=== CHALLENGE ===
Write out the whole listing word for word.

=== INFORMATION SUPPLIED ===

★ ★ ★ ★ ★ ★ ★

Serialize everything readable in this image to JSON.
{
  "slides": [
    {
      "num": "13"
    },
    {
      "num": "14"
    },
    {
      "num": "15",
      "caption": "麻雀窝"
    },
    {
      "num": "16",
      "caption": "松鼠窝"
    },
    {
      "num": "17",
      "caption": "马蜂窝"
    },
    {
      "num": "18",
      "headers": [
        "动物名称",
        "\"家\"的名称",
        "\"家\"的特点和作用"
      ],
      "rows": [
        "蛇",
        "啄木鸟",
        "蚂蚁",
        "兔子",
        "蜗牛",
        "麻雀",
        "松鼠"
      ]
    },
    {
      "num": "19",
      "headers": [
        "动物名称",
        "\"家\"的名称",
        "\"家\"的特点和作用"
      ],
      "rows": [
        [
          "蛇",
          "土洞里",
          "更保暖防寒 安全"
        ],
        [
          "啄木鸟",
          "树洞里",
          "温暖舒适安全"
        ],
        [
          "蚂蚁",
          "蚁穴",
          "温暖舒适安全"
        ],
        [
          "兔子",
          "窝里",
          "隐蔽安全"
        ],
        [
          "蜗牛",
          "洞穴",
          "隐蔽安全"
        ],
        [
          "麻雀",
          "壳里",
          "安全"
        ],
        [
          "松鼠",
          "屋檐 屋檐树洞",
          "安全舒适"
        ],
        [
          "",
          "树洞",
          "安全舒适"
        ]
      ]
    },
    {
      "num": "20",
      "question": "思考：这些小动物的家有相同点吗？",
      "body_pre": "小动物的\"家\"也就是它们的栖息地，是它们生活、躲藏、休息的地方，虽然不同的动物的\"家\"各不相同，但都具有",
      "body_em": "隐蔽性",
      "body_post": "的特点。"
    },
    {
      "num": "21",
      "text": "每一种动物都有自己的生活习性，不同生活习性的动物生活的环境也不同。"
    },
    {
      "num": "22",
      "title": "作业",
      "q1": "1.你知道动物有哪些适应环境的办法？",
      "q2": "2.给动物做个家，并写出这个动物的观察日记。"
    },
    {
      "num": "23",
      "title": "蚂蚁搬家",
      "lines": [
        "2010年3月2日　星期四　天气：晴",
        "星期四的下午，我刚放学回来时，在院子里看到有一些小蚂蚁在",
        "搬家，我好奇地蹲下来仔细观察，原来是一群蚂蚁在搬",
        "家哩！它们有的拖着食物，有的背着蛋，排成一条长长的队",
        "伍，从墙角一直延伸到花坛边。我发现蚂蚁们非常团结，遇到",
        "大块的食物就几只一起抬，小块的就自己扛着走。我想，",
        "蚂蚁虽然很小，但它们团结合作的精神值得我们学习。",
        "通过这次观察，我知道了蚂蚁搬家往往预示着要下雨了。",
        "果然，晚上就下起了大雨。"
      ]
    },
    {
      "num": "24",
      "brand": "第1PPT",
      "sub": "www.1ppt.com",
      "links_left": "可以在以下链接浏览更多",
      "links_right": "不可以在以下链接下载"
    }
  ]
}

★ ★ ★ ★ ★ ★ ★

=== EXERCISE SOLUTION ===
Serialize everything readable in this image to JSON.
{
  "slides": [
    {
      "num": "13"
    },
    {
      "num": "14"
    },
    {
      "num": "15",
      "caption": "麻雀窝"
    },
    {
      "num": "16",
      "caption": "松鼠窝"
    },
    {
      "num": "17",
      "caption": "马蜂窝"
    },
    {
      "num": "18",
      "headers": [
        "动物名称",
        "\"家\"的名称",
        "\"家\"的特点和作用"
      ],
      "rows": [
        "蛇",
        "啄木鸟",
        "蚂蚁",
        "兔子",
        "蜗牛",
        "麻雀",
        "松鼠"
      ]
    },
    {
      "num": "19",
      "headers": [
        "动物名称",
        "\"家\"的名称",
        "\"家\"的特点和作用"
      ],
      "rows": [
        [
          "蛇",
          "土洞里",
          "更保暖防寒 安全"
        ],
        [
          "啄木鸟",
          "树洞里",
          "温暖舒适安全"
        ],
        [
          "蚂蚁",
          "蚁穴",
          "温暖舒适安全"
        ],
        [
          "兔子",
          "窝里",
          "隐蔽安全"
        ],
        [
          "蜗牛",
          "洞穴",
          "隐蔽安全"
        ],
        [
          "麻雀",
          "壳里",
          "安全"
        ],
        [
          "松鼠",
          "屋檐 屋檐树洞",
          "安全舒适"
        ],
        [
          "",
          "树洞",
          "安全舒适"
        ]
      ]
    },
    {
      "num": "20",
      "question": "思考：这些小动物的家有相同点吗？",
      "body_pre": "小动物的\"家\"也就是它们的栖息地，是它们生活、躲藏、休息的地方，虽然不同的动物的\"家\"各不相同，但都具有",
      "body_em": "隐蔽性",
      "body_post": "的特点。"
    },
    {
      "num": "21",
      "text": "每一种动物都有自己的生活习性，不同生活习性的动物生活的环境也不同。"
    },
    {
      "num": "22",
      "title": "作业",
      "q1": "1.你知道动物有哪些适应环境的办法？",
      "q2": "2.给动物做个家，并写出这个动物的观察日记。"
    },
    {
      "num": "23",
      "title": "蚂蚁搬家",
      "lines": [
        "2010年3月2日　星期四　天气：晴",
        "星期四的下午，我刚放学回来时，在院子里看到有一些小蚂蚁在",
        "搬家，我好奇地蹲下来仔细观察，原来是一群蚂蚁在搬",
        "家哩！它们有的拖着食物，有的背着蛋，排成一条长长的队",
        "伍，从墙角一直延伸到花坛边。我发现蚂蚁们非常团结，遇到",
        "大块的食物就几只一起抬，小块的就自己扛着走。我想，",
        "蚂蚁虽然很小，但它们团结合作的精神值得我们学习。",
        "通过这次观察，我知道了蚂蚁搬家往往预示着要下雨了。",
        "果然，晚上就下起了大雨。"
      ]
    },
    {
      "num": "24",
      "brand": "第1PPT",
      "sub": "www.1ppt.com",
      "links_left": "可以在以下链接浏览更多",
      "links_right": "不可以在以下链接下载"
    }
  ]
}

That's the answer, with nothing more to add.